#### [To be done]
Set each entry down verbatim, omitting images.

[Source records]
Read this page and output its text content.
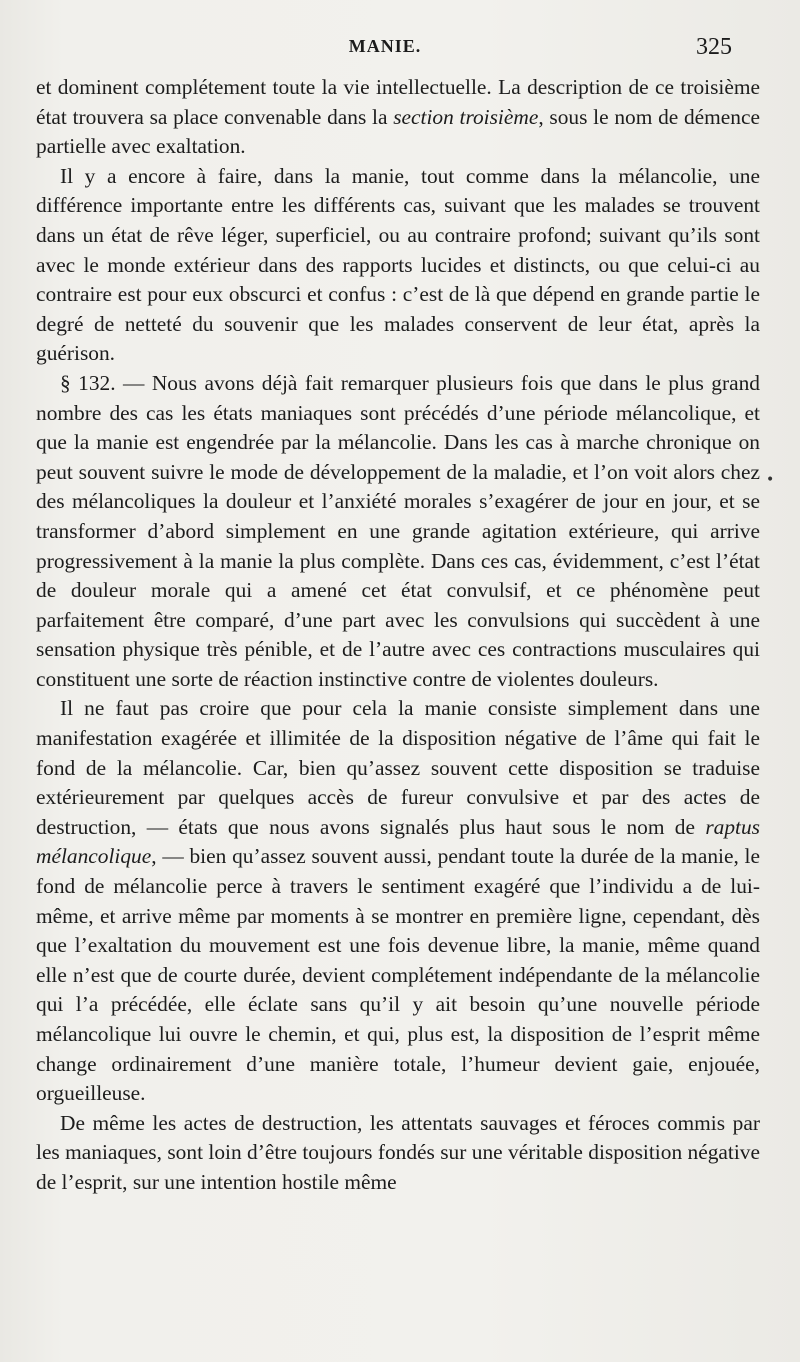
MANIE.	325

et dominent complétement toute la vie intellectuelle. La description de ce troisième état trouvera sa place convenable dans la section troisième, sous le nom de démence partielle avec exaltation.

Il y a encore à faire, dans la manie, tout comme dans la mélancolie, une différence importante entre les différents cas, suivant que les malades se trouvent dans un état de rêve léger, superficiel, ou au contraire profond; suivant qu’ils sont avec le monde extérieur dans des rapports lucides et distincts, ou que celui-ci au contraire est pour eux obscurci et confus : c’est de là que dépend en grande partie le degré de netteté du souvenir que les malades conservent de leur état, après la guérison.

§ 132. — Nous avons déjà fait remarquer plusieurs fois que dans le plus grand nombre des cas les états maniaques sont précédés d’une période mélancolique, et que la manie est engendrée par la mélancolie. Dans les cas à marche chronique on peut souvent suivre le mode de développement de la maladie, et l’on voit alors chez des mélancoliques la douleur et l’anxiété morales s’exagérer de jour en jour, et se transformer d’abord simplement en une grande agitation extérieure, qui arrive progressivement à la manie la plus complète. Dans ces cas, évidemment, c’est l’état de douleur morale qui a amené cet état convulsif, et ce phénomène peut parfaitement être comparé, d’une part avec les convulsions qui succèdent à une sensation physique très pénible, et de l’autre avec ces contractions musculaires qui constituent une sorte de réaction instinctive contre de violentes douleurs.

Il ne faut pas croire que pour cela la manie consiste simplement dans une manifestation exagérée et illimitée de la disposition négative de l’âme qui fait le fond de la mélancolie. Car, bien qu’assez souvent cette disposition se traduise extérieurement par quelques accès de fureur convulsive et par des actes de destruction, — états que nous avons signalés plus haut sous le nom de raptus mélancolique, — bien qu’assez souvent aussi, pendant toute la durée de la manie, le fond de mélancolie perce à travers le sentiment exagéré que l’individu a de lui-même, et arrive même par moments à se montrer en première ligne, cependant, dès que l’exaltation du mouvement est une fois devenue libre, la manie, même quand elle n’est que de courte durée, devient complétement indépendante de la mélancolie qui l’a précédée, elle éclate sans qu’il y ait besoin qu’une nouvelle période mélancolique lui ouvre le chemin, et qui, plus est, la disposition de l’esprit même change ordinairement d’une manière totale, l’humeur devient gaie, enjouée, orgueilleuse.

De même les actes de destruction, les attentats sauvages et féroces commis par les maniaques, sont loin d’être toujours fondés sur une véritable disposition négative de l’esprit, sur une intention hostile même

•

#### [Response to this task]
Read this page and output its text content.
MANIE.	325

et dominent complétement toute la vie intellectuelle. La description de ce troisième état trouvera sa place convenable dans la section troisième, sous le nom de démence partielle avec exaltation.

Il y a encore à faire, dans la manie, tout comme dans la mélancolie, une différence importante entre les différents cas, suivant que les malades se trouvent dans un état de rêve léger, superficiel, ou au contraire profond; suivant qu’ils sont avec le monde extérieur dans des rapports lucides et distincts, ou que celui-ci au contraire est pour eux obscurci et confus : c’est de là que dépend en grande partie le degré de netteté du souvenir que les malades conservent de leur état, après la guérison.

§ 132. — Nous avons déjà fait remarquer plusieurs fois que dans le plus grand nombre des cas les états maniaques sont précédés d’une période mélancolique, et que la manie est engendrée par la mélancolie. Dans les cas à marche chronique on peut souvent suivre le mode de développement de la maladie, et l’on voit alors chez des mélancoliques la douleur et l’anxiété morales s’exagérer de jour en jour, et se transformer d’abord simplement en une grande agitation extérieure, qui arrive progressivement à la manie la plus complète. Dans ces cas, évidemment, c’est l’état de douleur morale qui a amené cet état convulsif, et ce phénomène peut parfaitement être comparé, d’une part avec les convulsions qui succèdent à une sensation physique très pénible, et de l’autre avec ces contractions musculaires qui constituent une sorte de réaction instinctive contre de violentes douleurs.

Il ne faut pas croire que pour cela la manie consiste simplement dans une manifestation exagérée et illimitée de la disposition négative de l’âme qui fait le fond de la mélancolie. Car, bien qu’assez souvent cette disposition se traduise extérieurement par quelques accès de fureur convulsive et par des actes de destruction, — états que nous avons signalés plus haut sous le nom de raptus mélancolique, — bien qu’assez souvent aussi, pendant toute la durée de la manie, le fond de mélancolie perce à travers le sentiment exagéré que l’individu a de lui-même, et arrive même par moments à se montrer en première ligne, cependant, dès que l’exaltation du mouvement est une fois devenue libre, la manie, même quand elle n’est que de courte durée, devient complétement indépendante de la mélancolie qui l’a précédée, elle éclate sans qu’il y ait besoin qu’une nouvelle période mélancolique lui ouvre le chemin, et qui, plus est, la disposition de l’esprit même change ordinairement d’une manière totale, l’humeur devient gaie, enjouée, orgueilleuse.

De même les actes de destruction, les attentats sauvages et féroces commis par les maniaques, sont loin d’être toujours fondés sur une véritable disposition négative de l’esprit, sur une intention hostile même

•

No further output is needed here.